* THE DATA:
* Begin *
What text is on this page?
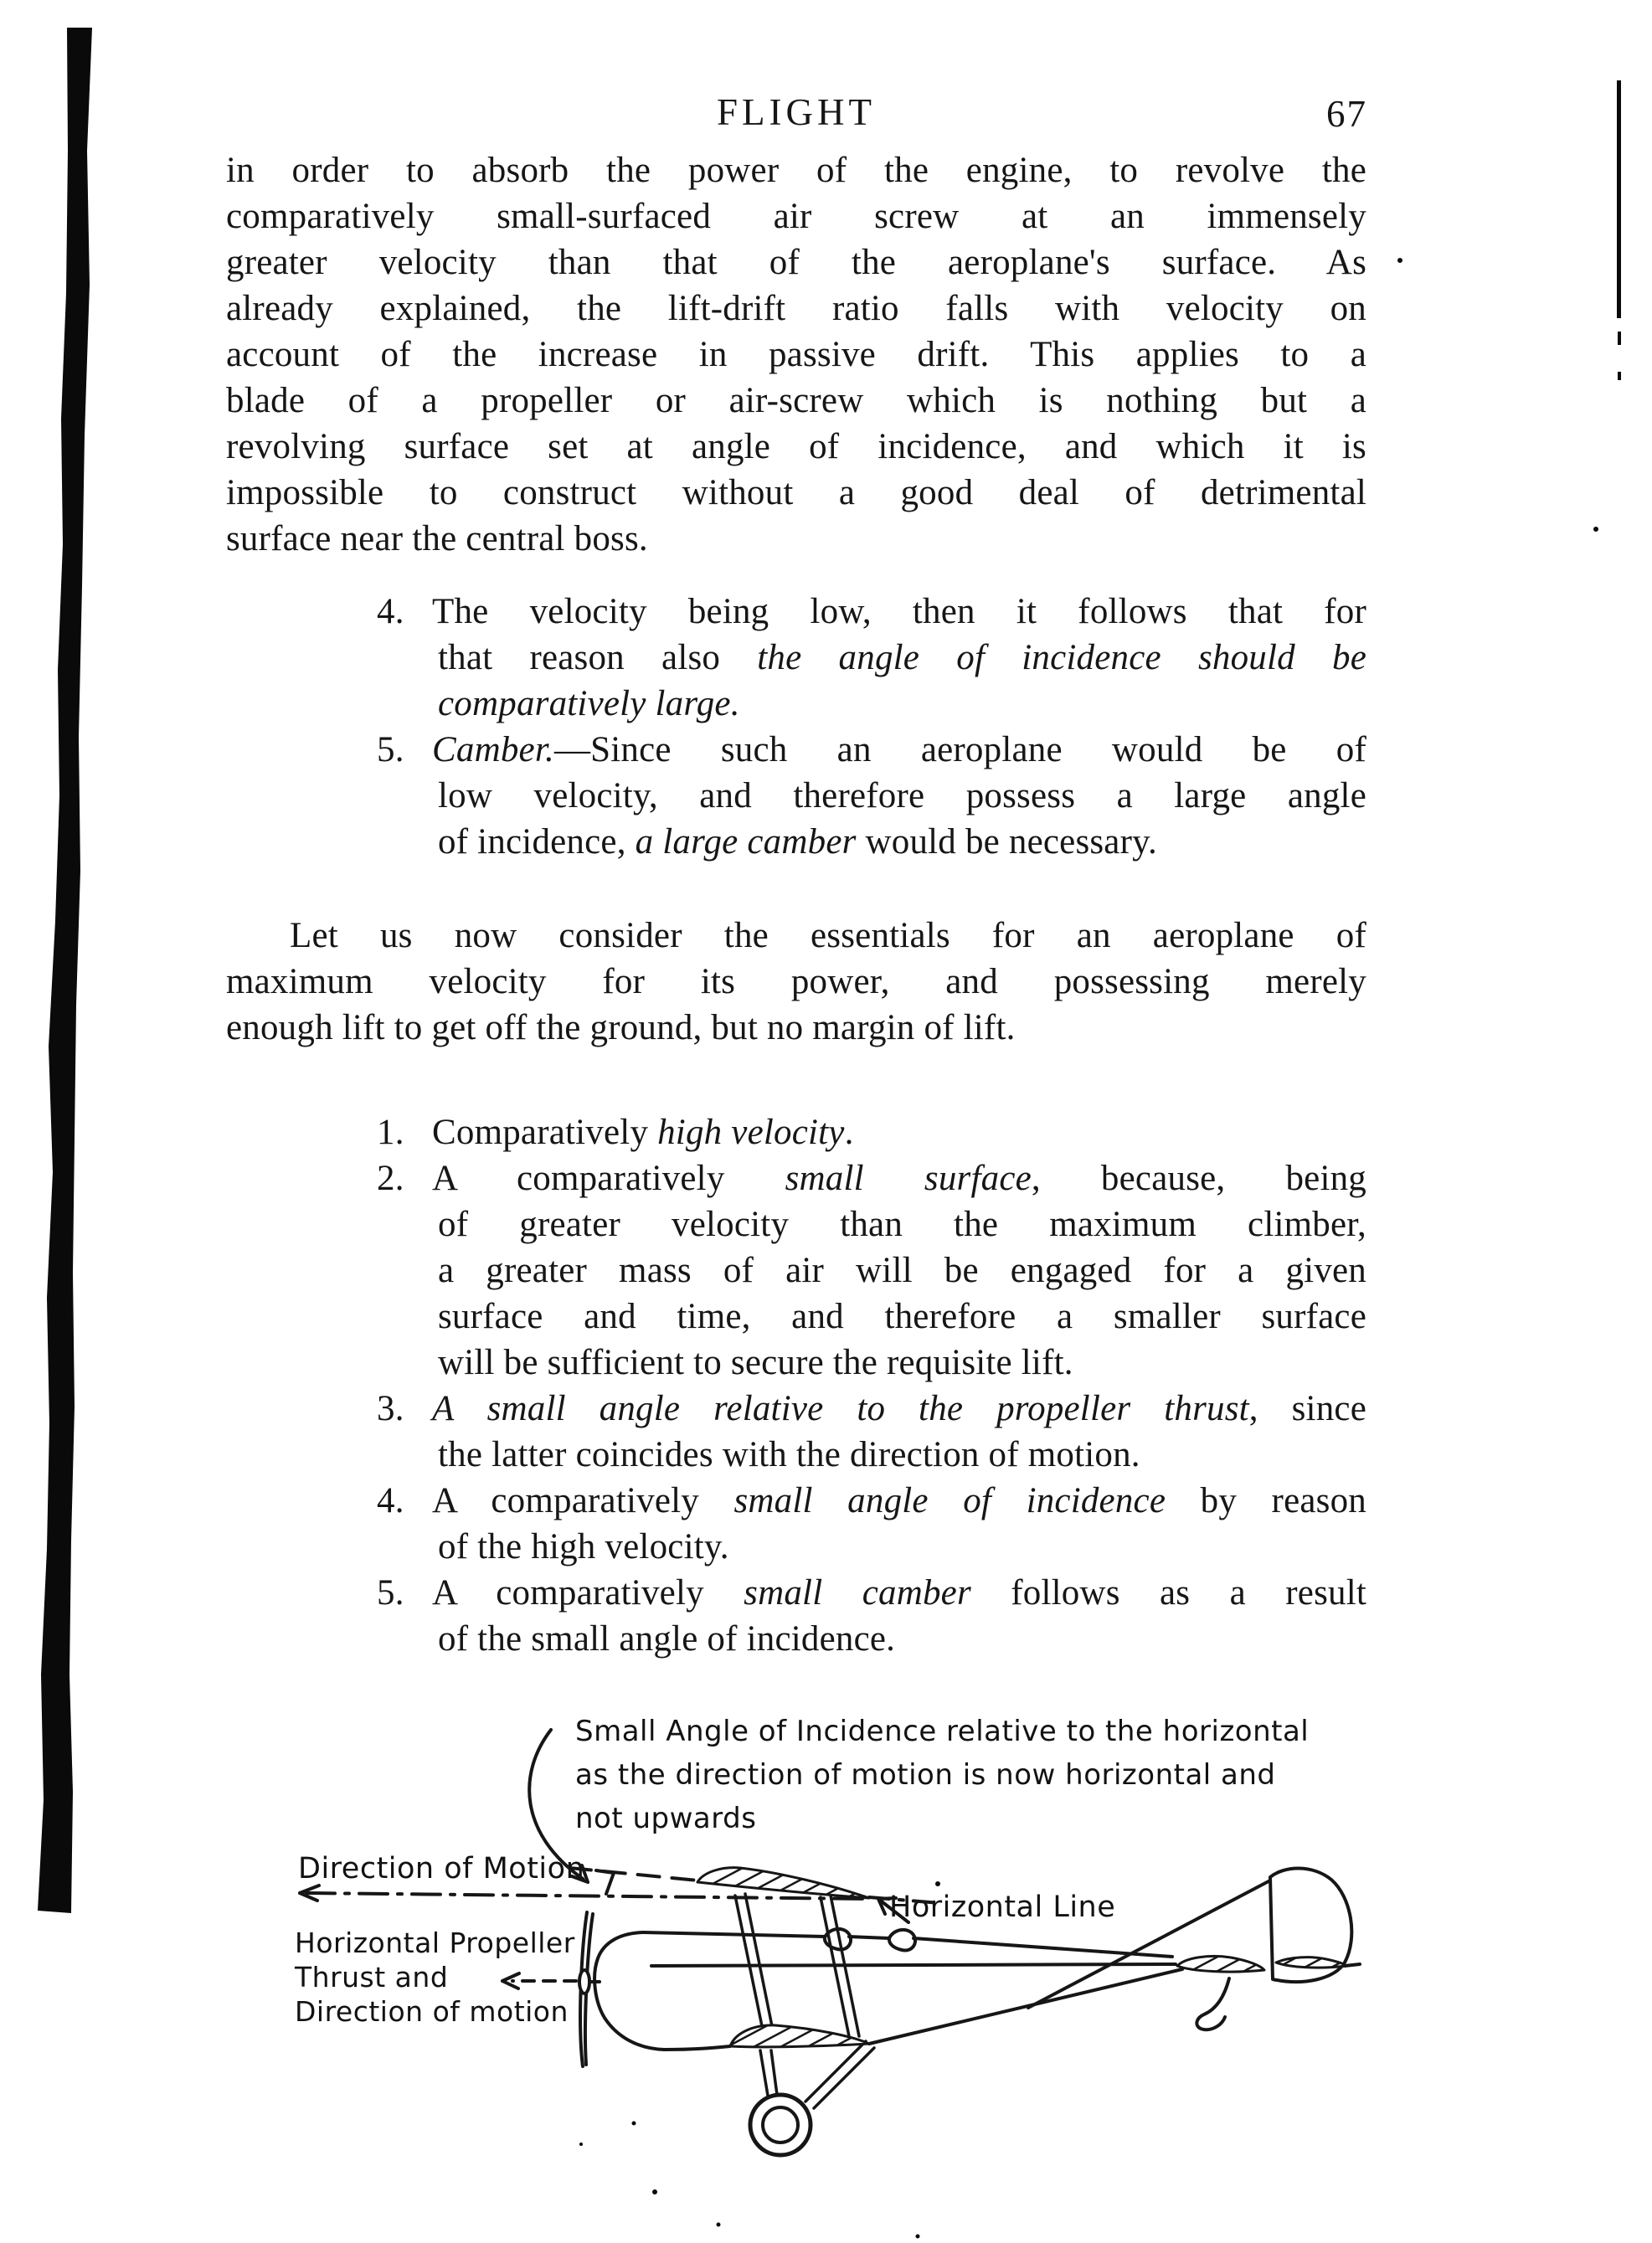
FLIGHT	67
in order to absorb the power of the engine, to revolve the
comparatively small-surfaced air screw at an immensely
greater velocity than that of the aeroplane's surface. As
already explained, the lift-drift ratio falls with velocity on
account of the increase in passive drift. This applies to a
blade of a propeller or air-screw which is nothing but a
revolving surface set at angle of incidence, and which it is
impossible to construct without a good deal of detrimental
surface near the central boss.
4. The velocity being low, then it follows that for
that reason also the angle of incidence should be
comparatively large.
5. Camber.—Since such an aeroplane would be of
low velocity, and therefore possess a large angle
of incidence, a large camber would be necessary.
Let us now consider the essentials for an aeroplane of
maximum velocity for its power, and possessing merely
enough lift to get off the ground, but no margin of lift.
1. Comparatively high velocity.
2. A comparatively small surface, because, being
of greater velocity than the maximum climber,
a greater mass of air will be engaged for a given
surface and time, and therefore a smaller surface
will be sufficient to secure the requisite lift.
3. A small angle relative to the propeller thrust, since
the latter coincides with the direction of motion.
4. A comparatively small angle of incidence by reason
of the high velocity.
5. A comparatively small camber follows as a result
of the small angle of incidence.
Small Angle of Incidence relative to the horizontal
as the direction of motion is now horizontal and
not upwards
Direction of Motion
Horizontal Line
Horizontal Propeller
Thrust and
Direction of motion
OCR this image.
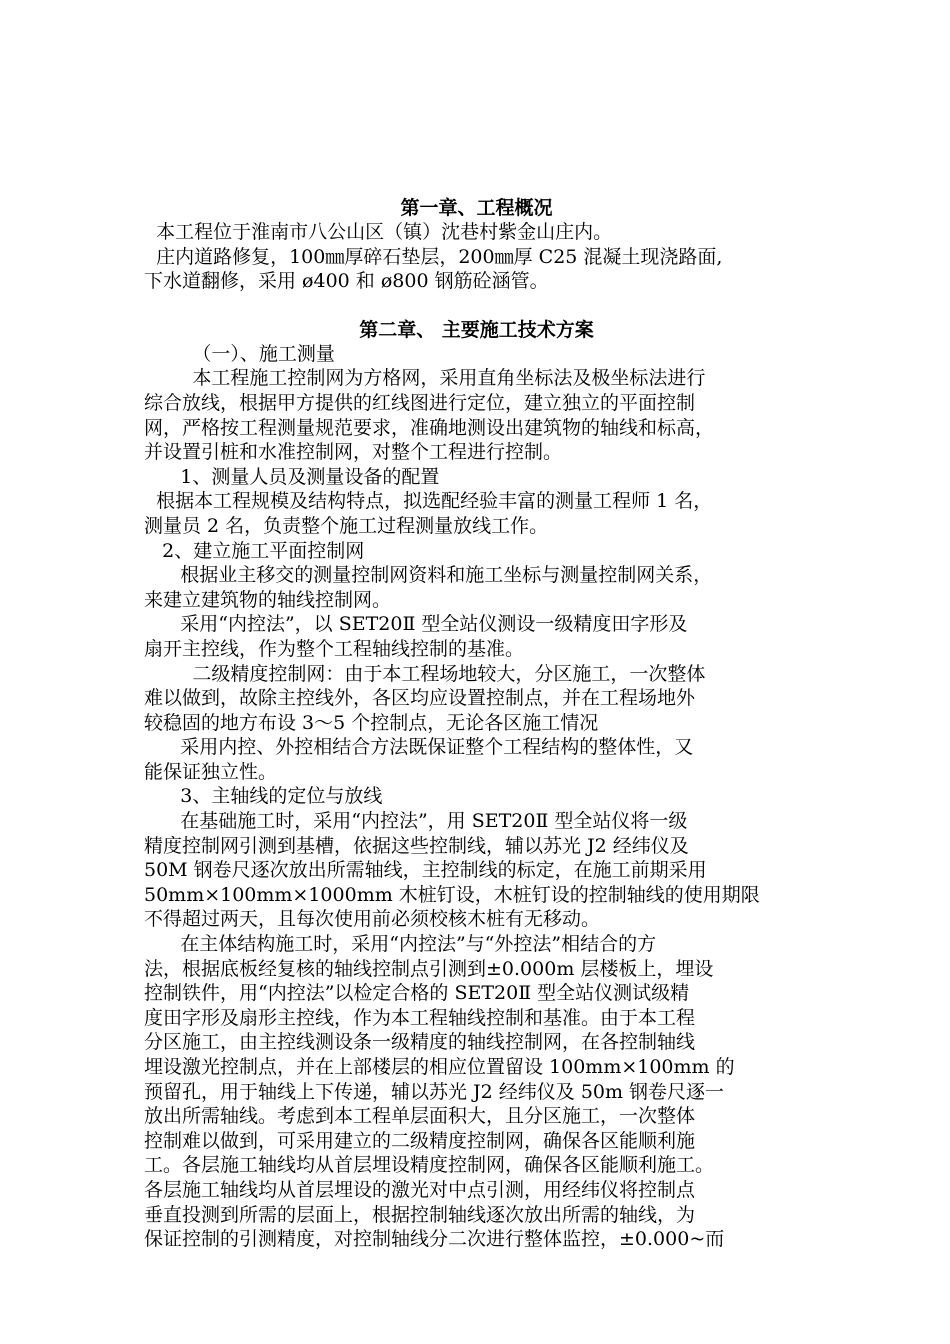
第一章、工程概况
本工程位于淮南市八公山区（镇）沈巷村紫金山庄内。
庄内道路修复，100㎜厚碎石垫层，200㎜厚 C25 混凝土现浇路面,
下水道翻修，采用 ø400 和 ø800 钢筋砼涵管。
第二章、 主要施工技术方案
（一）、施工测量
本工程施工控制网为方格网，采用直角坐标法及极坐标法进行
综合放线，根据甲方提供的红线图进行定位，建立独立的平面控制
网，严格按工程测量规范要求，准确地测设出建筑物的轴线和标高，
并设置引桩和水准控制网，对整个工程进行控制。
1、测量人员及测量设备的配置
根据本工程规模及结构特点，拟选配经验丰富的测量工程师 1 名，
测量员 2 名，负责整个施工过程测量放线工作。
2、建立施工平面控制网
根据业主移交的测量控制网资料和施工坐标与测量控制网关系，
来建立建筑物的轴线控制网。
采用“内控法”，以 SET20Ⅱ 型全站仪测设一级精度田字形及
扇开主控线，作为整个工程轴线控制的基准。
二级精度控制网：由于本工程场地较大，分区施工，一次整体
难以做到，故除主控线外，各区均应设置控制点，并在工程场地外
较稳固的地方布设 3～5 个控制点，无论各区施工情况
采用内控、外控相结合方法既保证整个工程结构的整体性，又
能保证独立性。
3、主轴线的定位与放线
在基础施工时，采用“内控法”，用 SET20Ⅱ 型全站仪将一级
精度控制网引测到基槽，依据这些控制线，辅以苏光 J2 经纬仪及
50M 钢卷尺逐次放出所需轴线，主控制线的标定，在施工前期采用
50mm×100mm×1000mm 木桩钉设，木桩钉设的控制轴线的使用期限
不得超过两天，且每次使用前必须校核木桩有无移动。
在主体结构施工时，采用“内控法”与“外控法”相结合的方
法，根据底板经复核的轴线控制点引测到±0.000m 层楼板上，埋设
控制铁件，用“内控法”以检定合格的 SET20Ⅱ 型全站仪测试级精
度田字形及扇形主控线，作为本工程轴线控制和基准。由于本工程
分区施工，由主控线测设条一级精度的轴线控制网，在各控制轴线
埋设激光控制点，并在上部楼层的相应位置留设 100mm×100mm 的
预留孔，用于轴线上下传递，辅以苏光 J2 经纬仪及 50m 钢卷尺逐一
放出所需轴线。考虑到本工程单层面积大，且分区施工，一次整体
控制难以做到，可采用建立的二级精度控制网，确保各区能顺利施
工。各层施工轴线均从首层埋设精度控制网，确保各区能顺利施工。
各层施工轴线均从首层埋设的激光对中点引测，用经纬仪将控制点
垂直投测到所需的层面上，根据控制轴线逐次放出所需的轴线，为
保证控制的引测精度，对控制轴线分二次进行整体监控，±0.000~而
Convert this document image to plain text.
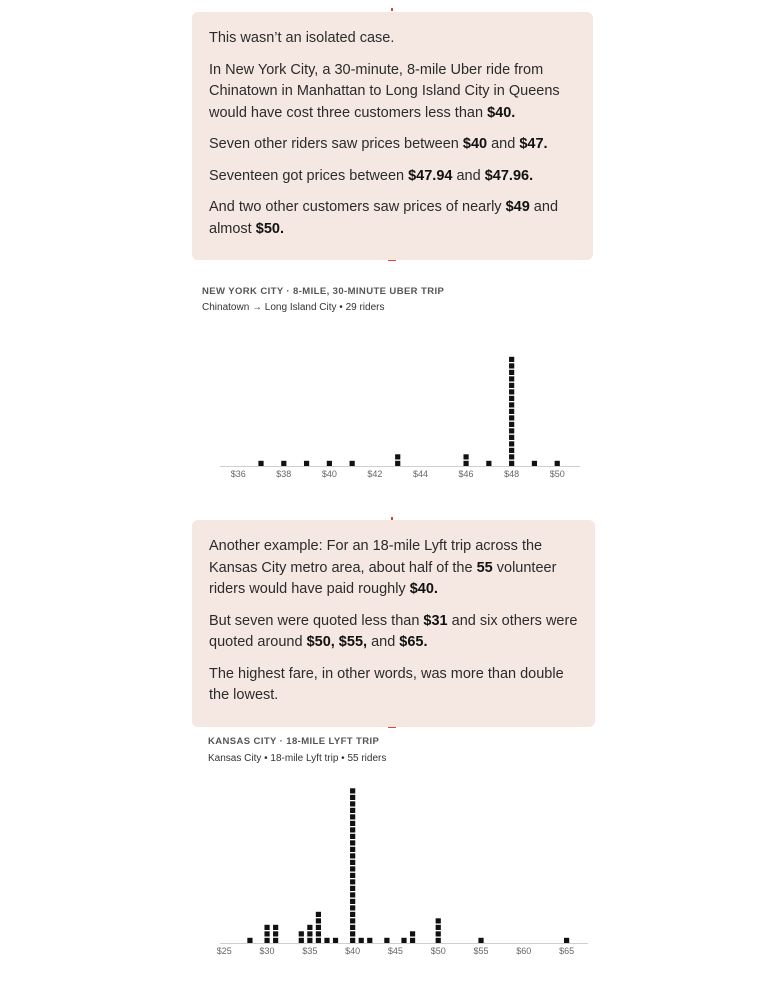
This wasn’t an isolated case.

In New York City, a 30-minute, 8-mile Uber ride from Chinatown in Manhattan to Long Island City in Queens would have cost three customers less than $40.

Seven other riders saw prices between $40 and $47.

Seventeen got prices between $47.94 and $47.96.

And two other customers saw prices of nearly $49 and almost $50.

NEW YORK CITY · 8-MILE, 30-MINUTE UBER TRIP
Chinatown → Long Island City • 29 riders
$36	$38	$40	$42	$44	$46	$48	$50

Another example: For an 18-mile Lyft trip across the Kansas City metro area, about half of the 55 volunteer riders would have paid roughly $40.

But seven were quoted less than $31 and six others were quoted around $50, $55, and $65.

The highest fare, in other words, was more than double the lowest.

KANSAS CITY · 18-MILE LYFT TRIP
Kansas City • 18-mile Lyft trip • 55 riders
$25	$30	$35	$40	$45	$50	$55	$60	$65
* End *
* TASK DESCRIPTION: Write the records out again in full, exactly, and skip every picture.

* OUTPUT BELOW:
What text is on this page?
FLIGHT	67
in order to absorb the power of the engine, to revolve the
comparatively small-surfaced air screw at an immensely
greater velocity than that of the aeroplane's surface. As
already explained, the lift-drift ratio falls with velocity on
account of the increase in passive drift. This applies to a
blade of a propeller or air-screw which is nothing but a
revolving surface set at angle of incidence, and which it is
impossible to construct without a good deal of detrimental
surface near the central boss.
4. The velocity being low, then it follows that for
that reason also the angle of incidence should be
comparatively large.
5. Camber.—Since such an aeroplane would be of
low velocity, and therefore possess a large angle
of incidence, a large camber would be necessary.
Let us now consider the essentials for an aeroplane of
maximum velocity for its power, and possessing merely
enough lift to get off the ground, but no margin of lift.
1. Comparatively high velocity.
2. A comparatively small surface, because, being
of greater velocity than the maximum climber,
a greater mass of air will be engaged for a given
surface and time, and therefore a smaller surface
will be sufficient to secure the requisite lift.
3. A small angle relative to the propeller thrust, since
the latter coincides with the direction of motion.
4. A comparatively small angle of incidence by reason
of the high velocity.
5. A comparatively small camber follows as a result
of the small angle of incidence.
Small Angle of Incidence relative to the horizontal
as the direction of motion is now horizontal and
not upwards
Direction of Motion
Horizontal Line
Horizontal Propeller
Thrust and
Direction of motion
OCR this image.
第一章、工程概况
本工程位于淮南市八公山区（镇）沈巷村紫金山庄内。
庄内道路修复，100㎜厚碎石垫层，200㎜厚 C25 混凝土现浇路面,
下水道翻修，采用 ø400 和 ø800 钢筋砼涵管。
第二章、 主要施工技术方案
（一）、施工测量
本工程施工控制网为方格网，采用直角坐标法及极坐标法进行
综合放线，根据甲方提供的红线图进行定位，建立独立的平面控制
网，严格按工程测量规范要求，准确地测设出建筑物的轴线和标高，
并设置引桩和水准控制网，对整个工程进行控制。
1、测量人员及测量设备的配置
根据本工程规模及结构特点，拟选配经验丰富的测量工程师 1 名，
测量员 2 名，负责整个施工过程测量放线工作。
2、建立施工平面控制网
根据业主移交的测量控制网资料和施工坐标与测量控制网关系，
来建立建筑物的轴线控制网。
采用“内控法”，以 SET20Ⅱ 型全站仪测设一级精度田字形及
扇开主控线，作为整个工程轴线控制的基准。
二级精度控制网：由于本工程场地较大，分区施工，一次整体
难以做到，故除主控线外，各区均应设置控制点，并在工程场地外
较稳固的地方布设 3～5 个控制点，无论各区施工情况
采用内控、外控相结合方法既保证整个工程结构的整体性，又
能保证独立性。
3、主轴线的定位与放线
在基础施工时，采用“内控法”，用 SET20Ⅱ 型全站仪将一级
精度控制网引测到基槽，依据这些控制线，辅以苏光 J2 经纬仪及
50M 钢卷尺逐次放出所需轴线，主控制线的标定，在施工前期采用
50mm×100mm×1000mm 木桩钉设，木桩钉设的控制轴线的使用期限
不得超过两天，且每次使用前必须校核木桩有无移动。
在主体结构施工时，采用“内控法”与“外控法”相结合的方
法，根据底板经复核的轴线控制点引测到±0.000m 层楼板上，埋设
控制铁件，用“内控法”以检定合格的 SET20Ⅱ 型全站仪测试级精
度田字形及扇形主控线，作为本工程轴线控制和基准。由于本工程
分区施工，由主控线测设条一级精度的轴线控制网，在各控制轴线
埋设激光控制点，并在上部楼层的相应位置留设 100mm×100mm 的
预留孔，用于轴线上下传递，辅以苏光 J2 经纬仪及 50m 钢卷尺逐一
放出所需轴线。考虑到本工程单层面积大，且分区施工，一次整体
控制难以做到，可采用建立的二级精度控制网，确保各区能顺利施
工。各层施工轴线均从首层埋设精度控制网，确保各区能顺利施工。
各层施工轴线均从首层埋设的激光对中点引测，用经纬仪将控制点
垂直投测到所需的层面上，根据控制轴线逐次放出所需的轴线，为
保证控制的引测精度，对控制轴线分二次进行整体监控，±0.000~而
Convert this document image to plain text.
This wasn’t an isolated case.

In New York City, a 30-minute, 8-mile Uber ride from Chinatown in Manhattan to Long Island City in Queens would have cost three customers less than $40.

Seven other riders saw prices between $40 and $47.

Seventeen got prices between $47.94 and $47.96.

And two other customers saw prices of nearly $49 and almost $50.

NEW YORK CITY · 8-MILE, 30-MINUTE UBER TRIP
Chinatown → Long Island City • 29 riders
$36	$38	$40	$42	$44	$46	$48	$50

Another example: For an 18-mile Lyft trip across the Kansas City metro area, about half of the 55 volunteer riders would have paid roughly $40.

But seven were quoted less than $31 and six others were quoted around $50, $55, and $65.

The highest fare, in other words, was more than double the lowest.

KANSAS CITY · 18-MILE LYFT TRIP
Kansas City • 18-mile Lyft trip • 55 riders
$25	$30	$35	$40	$45	$50	$55	$60	$65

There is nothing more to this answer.